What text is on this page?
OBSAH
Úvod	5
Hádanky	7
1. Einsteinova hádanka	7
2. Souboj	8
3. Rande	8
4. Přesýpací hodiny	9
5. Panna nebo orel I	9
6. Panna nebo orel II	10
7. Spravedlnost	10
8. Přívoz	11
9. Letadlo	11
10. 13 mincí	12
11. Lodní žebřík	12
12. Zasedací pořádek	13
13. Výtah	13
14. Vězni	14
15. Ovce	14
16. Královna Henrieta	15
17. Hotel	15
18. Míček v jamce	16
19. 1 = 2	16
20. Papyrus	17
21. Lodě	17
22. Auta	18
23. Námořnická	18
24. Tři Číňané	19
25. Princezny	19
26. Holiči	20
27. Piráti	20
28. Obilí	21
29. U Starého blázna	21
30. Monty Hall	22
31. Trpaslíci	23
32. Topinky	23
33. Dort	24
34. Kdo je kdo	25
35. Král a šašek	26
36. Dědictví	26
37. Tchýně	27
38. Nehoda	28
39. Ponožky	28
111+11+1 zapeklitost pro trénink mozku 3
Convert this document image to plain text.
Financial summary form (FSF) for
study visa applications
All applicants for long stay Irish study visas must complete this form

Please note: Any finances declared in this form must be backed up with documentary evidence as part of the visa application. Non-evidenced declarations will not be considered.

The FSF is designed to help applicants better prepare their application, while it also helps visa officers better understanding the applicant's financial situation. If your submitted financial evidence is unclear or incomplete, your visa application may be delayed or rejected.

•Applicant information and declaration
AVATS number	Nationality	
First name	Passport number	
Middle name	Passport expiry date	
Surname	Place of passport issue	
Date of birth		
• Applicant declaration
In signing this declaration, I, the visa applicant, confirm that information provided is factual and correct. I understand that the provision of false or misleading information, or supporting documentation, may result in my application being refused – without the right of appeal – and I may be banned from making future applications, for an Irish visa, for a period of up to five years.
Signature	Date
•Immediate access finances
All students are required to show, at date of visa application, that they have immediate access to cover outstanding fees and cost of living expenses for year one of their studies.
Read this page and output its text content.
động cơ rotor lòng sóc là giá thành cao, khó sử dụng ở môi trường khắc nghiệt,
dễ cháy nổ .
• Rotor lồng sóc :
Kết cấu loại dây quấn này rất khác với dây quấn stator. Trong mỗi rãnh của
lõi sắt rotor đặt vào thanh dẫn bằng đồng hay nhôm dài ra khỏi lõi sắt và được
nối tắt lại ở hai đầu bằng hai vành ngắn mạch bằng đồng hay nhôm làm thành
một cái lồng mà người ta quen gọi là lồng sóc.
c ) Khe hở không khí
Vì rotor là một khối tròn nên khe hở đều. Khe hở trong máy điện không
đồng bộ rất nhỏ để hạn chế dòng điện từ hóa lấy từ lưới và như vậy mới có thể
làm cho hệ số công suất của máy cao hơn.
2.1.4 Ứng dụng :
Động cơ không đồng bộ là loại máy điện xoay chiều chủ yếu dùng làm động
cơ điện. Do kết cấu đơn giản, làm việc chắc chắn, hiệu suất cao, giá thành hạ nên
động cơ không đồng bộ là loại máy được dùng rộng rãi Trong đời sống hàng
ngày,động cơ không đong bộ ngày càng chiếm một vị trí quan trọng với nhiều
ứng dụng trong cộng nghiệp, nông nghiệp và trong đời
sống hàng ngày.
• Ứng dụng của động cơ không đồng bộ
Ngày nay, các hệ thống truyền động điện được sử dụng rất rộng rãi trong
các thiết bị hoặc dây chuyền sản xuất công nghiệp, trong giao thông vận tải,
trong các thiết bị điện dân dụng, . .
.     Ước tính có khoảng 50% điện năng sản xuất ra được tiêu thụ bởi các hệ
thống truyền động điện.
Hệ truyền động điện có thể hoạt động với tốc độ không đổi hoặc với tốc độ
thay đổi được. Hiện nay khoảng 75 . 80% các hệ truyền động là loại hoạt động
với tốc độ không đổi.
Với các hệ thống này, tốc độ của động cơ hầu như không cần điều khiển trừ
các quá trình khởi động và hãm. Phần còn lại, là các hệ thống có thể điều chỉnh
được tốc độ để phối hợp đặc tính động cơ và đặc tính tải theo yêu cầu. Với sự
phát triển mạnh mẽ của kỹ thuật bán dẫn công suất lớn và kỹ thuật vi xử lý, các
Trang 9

**STATED PROBLEM**
Pull every line holding "page" out of the records.

**RESPONSE TO THE EXERCISE**
What text is on this page?
Read this page and output its text content.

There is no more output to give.